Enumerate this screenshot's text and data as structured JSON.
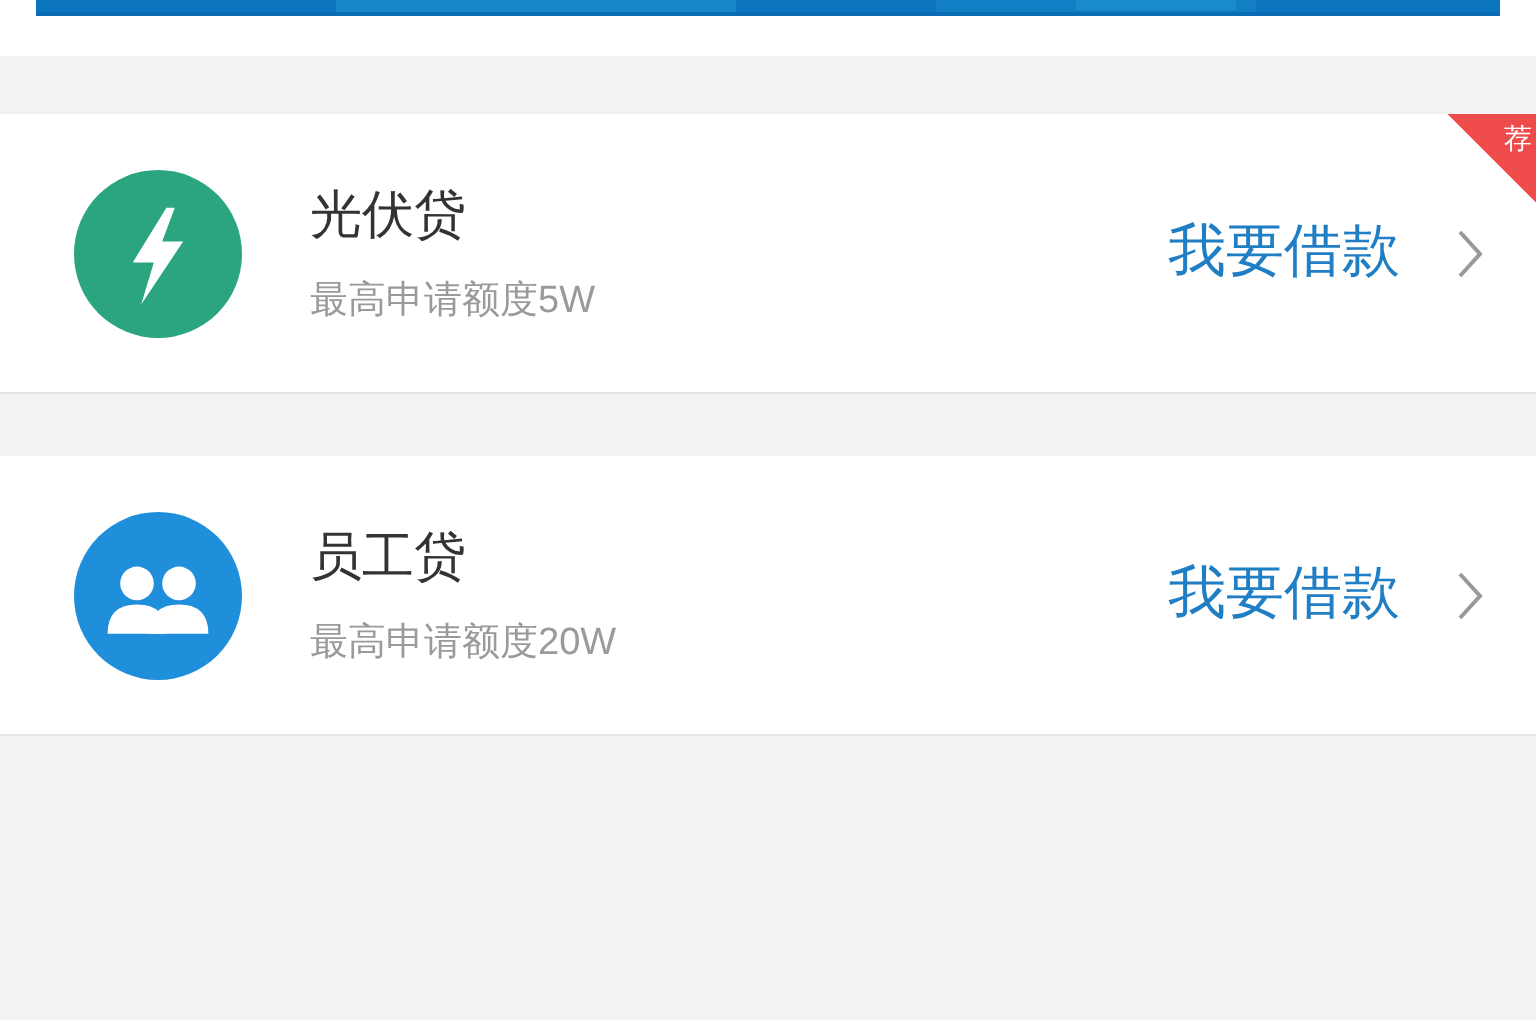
{
  "loans": [
    {
      "kind": "bolt",
      "color": "#2aa57f",
      "name": "光伏贷",
      "limit": "最高申请额度5W",
      "action": "我要借款",
      "badge": "荐"
    },
    {
      "kind": "people",
      "color": "#1f8fdc",
      "name": "员工贷",
      "limit": "最高申请额度20W",
      "action": "我要借款"
    }
  ]
}
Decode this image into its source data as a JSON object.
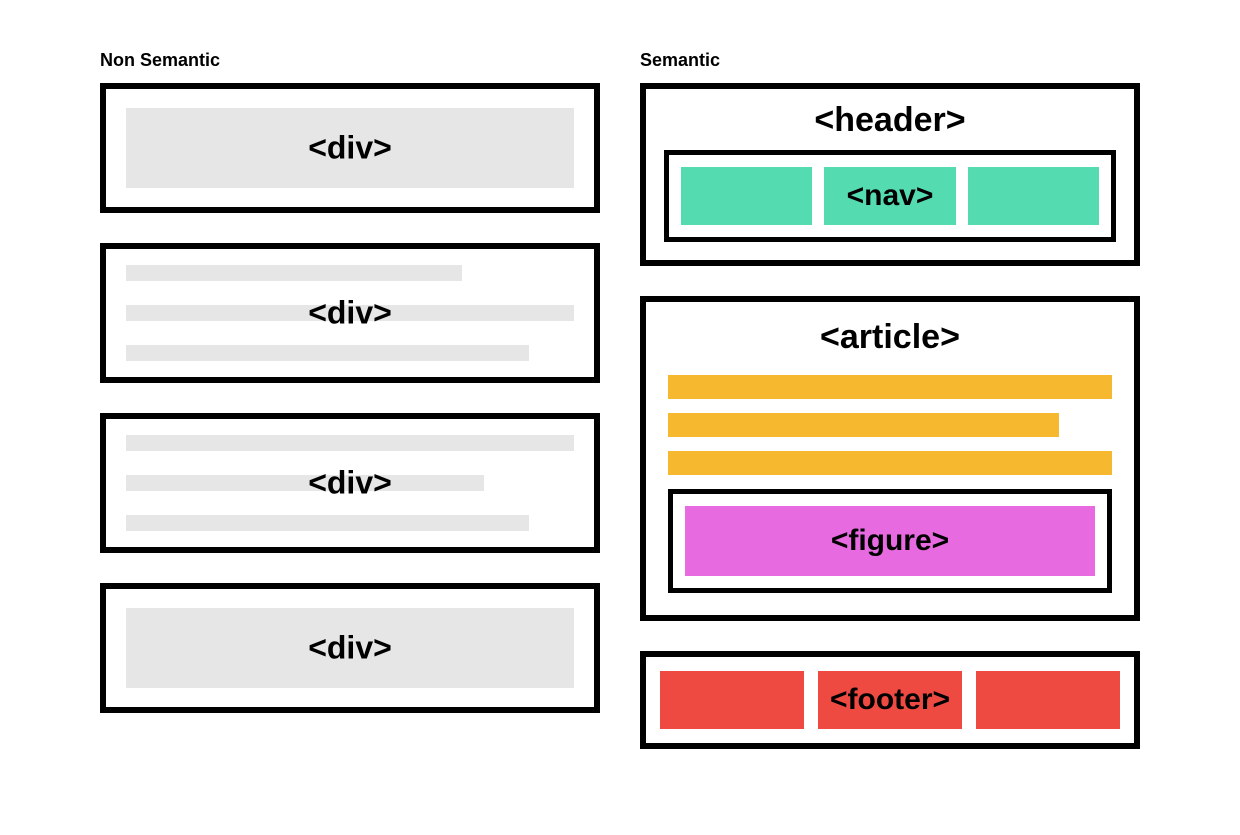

------------------------------------

- **Aim of the task**: Quote the full listing above word for word; exclude every picture from the copy.

- **Worked solution**:
Enumerate this screenshot's text and data as structured JSON.
{
  "loans": [
    {
      "kind": "bolt",
      "color": "#2aa57f",
      "name": "光伏贷",
      "limit": "最高申请额度5W",
      "action": "我要借款",
      "badge": "荐"
    },
    {
      "kind": "people",
      "color": "#1f8fdc",
      "name": "员工贷",
      "limit": "最高申请额度20W",
      "action": "我要借款"
    }
  ]
}
Decode this image into its source data as a JSON object.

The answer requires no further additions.